▶ _Record set_:

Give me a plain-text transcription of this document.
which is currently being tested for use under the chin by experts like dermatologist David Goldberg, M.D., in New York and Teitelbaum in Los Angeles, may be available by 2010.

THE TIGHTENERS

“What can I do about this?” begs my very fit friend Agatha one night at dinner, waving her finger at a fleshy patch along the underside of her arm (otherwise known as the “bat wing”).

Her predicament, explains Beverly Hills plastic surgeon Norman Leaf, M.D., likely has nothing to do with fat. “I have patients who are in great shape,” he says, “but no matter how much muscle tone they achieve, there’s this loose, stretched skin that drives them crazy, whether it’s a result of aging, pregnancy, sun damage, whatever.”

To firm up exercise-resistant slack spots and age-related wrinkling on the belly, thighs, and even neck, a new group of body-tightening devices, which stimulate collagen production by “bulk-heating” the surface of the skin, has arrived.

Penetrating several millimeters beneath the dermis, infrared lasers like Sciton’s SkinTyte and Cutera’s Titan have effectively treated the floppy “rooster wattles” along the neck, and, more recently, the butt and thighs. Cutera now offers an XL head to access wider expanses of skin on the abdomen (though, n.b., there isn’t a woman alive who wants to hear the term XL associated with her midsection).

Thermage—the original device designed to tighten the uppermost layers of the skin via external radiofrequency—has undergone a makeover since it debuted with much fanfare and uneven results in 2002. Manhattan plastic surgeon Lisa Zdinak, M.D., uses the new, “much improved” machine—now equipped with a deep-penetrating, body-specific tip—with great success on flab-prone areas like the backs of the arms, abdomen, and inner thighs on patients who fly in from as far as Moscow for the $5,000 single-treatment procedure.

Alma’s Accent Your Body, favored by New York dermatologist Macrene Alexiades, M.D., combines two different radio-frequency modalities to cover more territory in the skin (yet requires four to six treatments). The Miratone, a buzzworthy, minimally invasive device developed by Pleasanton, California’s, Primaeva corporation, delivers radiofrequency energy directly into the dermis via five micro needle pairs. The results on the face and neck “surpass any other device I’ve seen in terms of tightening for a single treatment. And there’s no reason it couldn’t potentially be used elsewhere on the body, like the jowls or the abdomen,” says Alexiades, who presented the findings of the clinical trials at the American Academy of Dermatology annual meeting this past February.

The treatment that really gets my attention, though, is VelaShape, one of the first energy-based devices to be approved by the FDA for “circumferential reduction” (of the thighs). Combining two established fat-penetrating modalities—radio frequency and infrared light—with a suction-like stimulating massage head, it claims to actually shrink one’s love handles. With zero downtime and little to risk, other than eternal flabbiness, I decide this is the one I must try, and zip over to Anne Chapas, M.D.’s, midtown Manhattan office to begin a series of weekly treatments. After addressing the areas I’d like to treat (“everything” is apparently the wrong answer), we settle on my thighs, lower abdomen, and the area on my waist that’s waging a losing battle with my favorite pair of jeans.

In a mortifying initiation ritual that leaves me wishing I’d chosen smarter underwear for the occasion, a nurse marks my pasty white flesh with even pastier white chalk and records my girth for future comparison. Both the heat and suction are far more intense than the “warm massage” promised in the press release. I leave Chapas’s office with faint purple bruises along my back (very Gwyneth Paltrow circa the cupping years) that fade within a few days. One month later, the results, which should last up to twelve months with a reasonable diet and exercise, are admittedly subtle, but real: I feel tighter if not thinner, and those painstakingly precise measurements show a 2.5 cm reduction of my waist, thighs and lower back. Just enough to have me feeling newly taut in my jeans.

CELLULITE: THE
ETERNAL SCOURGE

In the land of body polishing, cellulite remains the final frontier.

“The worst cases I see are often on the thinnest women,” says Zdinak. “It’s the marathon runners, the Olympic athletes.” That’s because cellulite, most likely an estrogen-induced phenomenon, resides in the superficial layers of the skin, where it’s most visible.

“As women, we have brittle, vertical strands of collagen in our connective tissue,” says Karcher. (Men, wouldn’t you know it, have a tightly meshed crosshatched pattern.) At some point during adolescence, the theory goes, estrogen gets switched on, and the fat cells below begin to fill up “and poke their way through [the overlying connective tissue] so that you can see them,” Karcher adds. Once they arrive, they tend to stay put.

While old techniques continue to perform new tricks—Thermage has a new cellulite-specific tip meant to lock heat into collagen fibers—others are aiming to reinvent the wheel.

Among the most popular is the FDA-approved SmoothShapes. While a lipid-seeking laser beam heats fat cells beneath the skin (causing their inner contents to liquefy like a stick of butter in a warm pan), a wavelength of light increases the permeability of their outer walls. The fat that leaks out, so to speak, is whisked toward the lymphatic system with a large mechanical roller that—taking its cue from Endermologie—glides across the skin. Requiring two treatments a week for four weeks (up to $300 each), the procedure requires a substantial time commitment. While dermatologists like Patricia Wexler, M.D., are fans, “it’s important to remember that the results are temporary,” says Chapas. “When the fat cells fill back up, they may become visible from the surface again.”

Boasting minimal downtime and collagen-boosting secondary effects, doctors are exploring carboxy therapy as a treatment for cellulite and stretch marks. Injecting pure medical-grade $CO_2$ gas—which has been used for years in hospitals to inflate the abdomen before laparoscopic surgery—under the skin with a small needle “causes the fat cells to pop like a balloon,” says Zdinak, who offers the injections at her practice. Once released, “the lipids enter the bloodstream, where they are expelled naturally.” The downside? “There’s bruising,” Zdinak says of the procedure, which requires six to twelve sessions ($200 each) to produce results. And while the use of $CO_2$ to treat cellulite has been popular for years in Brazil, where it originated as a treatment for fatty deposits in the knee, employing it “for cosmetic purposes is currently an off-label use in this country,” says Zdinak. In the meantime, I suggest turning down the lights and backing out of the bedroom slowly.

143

▶ _What you have to do_: Could you copy every record above exactly as it appears?

▶ _Written solution_:
Give me a plain-text transcription of this document.
which is currently being tested for use under the chin by experts like dermatologist David Goldberg, M.D., in New York and Teitelbaum in Los Angeles, may be available by 2010.

THE TIGHTENERS

“What can I do about this?” begs my very fit friend Agatha one night at dinner, waving her finger at a fleshy patch along the underside of her arm (otherwise known as the “bat wing”).

Her predicament, explains Beverly Hills plastic surgeon Norman Leaf, M.D., likely has nothing to do with fat. “I have patients who are in great shape,” he says, “but no matter how much muscle tone they achieve, there’s this loose, stretched skin that drives them crazy, whether it’s a result of aging, pregnancy, sun damage, whatever.”

To firm up exercise-resistant slack spots and age-related wrinkling on the belly, thighs, and even neck, a new group of body-tightening devices, which stimulate collagen production by “bulk-heating” the surface of the skin, has arrived.

Penetrating several millimeters beneath the dermis, infrared lasers like Sciton’s SkinTyte and Cutera’s Titan have effectively treated the floppy “rooster wattles” along the neck, and, more recently, the butt and thighs. Cutera now offers an XL head to access wider expanses of skin on the abdomen (though, n.b., there isn’t a woman alive who wants to hear the term XL associated with her midsection).

Thermage—the original device designed to tighten the uppermost layers of the skin via external radiofrequency—has undergone a makeover since it debuted with much fanfare and uneven results in 2002. Manhattan plastic surgeon Lisa Zdinak, M.D., uses the new, “much improved” machine—now equipped with a deep-penetrating, body-specific tip—with great success on flab-prone areas like the backs of the arms, abdomen, and inner thighs on patients who fly in from as far as Moscow for the $5,000 single-treatment procedure.

Alma’s Accent Your Body, favored by New York dermatologist Macrene Alexiades, M.D., combines two different radio-frequency modalities to cover more territory in the skin (yet requires four to six treatments). The Miratone, a buzzworthy, minimally invasive device developed by Pleasanton, California’s, Primaeva corporation, delivers radiofrequency energy directly into the dermis via five micro needle pairs. The results on the face and neck “surpass any other device I’ve seen in terms of tightening for a single treatment. And there’s no reason it couldn’t potentially be used elsewhere on the body, like the jowls or the abdomen,” says Alexiades, who presented the findings of the clinical trials at the American Academy of Dermatology annual meeting this past February.

The treatment that really gets my attention, though, is VelaShape, one of the first energy-based devices to be approved by the FDA for “circumferential reduction” (of the thighs). Combining two established fat-penetrating modalities—radio frequency and infrared light—with a suction-like stimulating massage head, it claims to actually shrink one’s love handles. With zero downtime and little to risk, other than eternal flabbiness, I decide this is the one I must try, and zip over to Anne Chapas, M.D.’s, midtown Manhattan office to begin a series of weekly treatments. After addressing the areas I’d like to treat (“everything” is apparently the wrong answer), we settle on my thighs, lower abdomen, and the area on my waist that’s waging a losing battle with my favorite pair of jeans.

In a mortifying initiation ritual that leaves me wishing I’d chosen smarter underwear for the occasion, a nurse marks my pasty white flesh with even pastier white chalk and records my girth for future comparison. Both the heat and suction are far more intense than the “warm massage” promised in the press release. I leave Chapas’s office with faint purple bruises along my back (very Gwyneth Paltrow circa the cupping years) that fade within a few days. One month later, the results, which should last up to twelve months with a reasonable diet and exercise, are admittedly subtle, but real: I feel tighter if not thinner, and those painstakingly precise measurements show a 2.5 cm reduction of my waist, thighs and lower back. Just enough to have me feeling newly taut in my jeans.

CELLULITE: THE
ETERNAL SCOURGE

In the land of body polishing, cellulite remains the final frontier.

“The worst cases I see are often on the thinnest women,” says Zdinak. “It’s the marathon runners, the Olympic athletes.” That’s because cellulite, most likely an estrogen-induced phenomenon, resides in the superficial layers of the skin, where it’s most visible.

“As women, we have brittle, vertical strands of collagen in our connective tissue,” says Karcher. (Men, wouldn’t you know it, have a tightly meshed crosshatched pattern.) At some point during adolescence, the theory goes, estrogen gets switched on, and the fat cells below begin to fill up “and poke their way through [the overlying connective tissue] so that you can see them,” Karcher adds. Once they arrive, they tend to stay put.

While old techniques continue to perform new tricks—Thermage has a new cellulite-specific tip meant to lock heat into collagen fibers—others are aiming to reinvent the wheel.

Among the most popular is the FDA-approved SmoothShapes. While a lipid-seeking laser beam heats fat cells beneath the skin (causing their inner contents to liquefy like a stick of butter in a warm pan), a wavelength of light increases the permeability of their outer walls. The fat that leaks out, so to speak, is whisked toward the lymphatic system with a large mechanical roller that—taking its cue from Endermologie—glides across the skin. Requiring two treatments a week for four weeks (up to $300 each), the procedure requires a substantial time commitment. While dermatologists like Patricia Wexler, M.D., are fans, “it’s important to remember that the results are temporary,” says Chapas. “When the fat cells fill back up, they may become visible from the surface again.”

Boasting minimal downtime and collagen-boosting secondary effects, doctors are exploring carboxy therapy as a treatment for cellulite and stretch marks. Injecting pure medical-grade $CO_2$ gas—which has been used for years in hospitals to inflate the abdomen before laparoscopic surgery—under the skin with a small needle “causes the fat cells to pop like a balloon,” says Zdinak, who offers the injections at her practice. Once released, “the lipids enter the bloodstream, where they are expelled naturally.” The downside? “There’s bruising,” Zdinak says of the procedure, which requires six to twelve sessions ($200 each) to produce results. And while the use of $CO_2$ to treat cellulite has been popular for years in Brazil, where it originated as a treatment for fatty deposits in the knee, employing it “for cosmetic purposes is currently an off-label use in this country,” says Zdinak. In the meantime, I suggest turning down the lights and backing out of the bedroom slowly.

143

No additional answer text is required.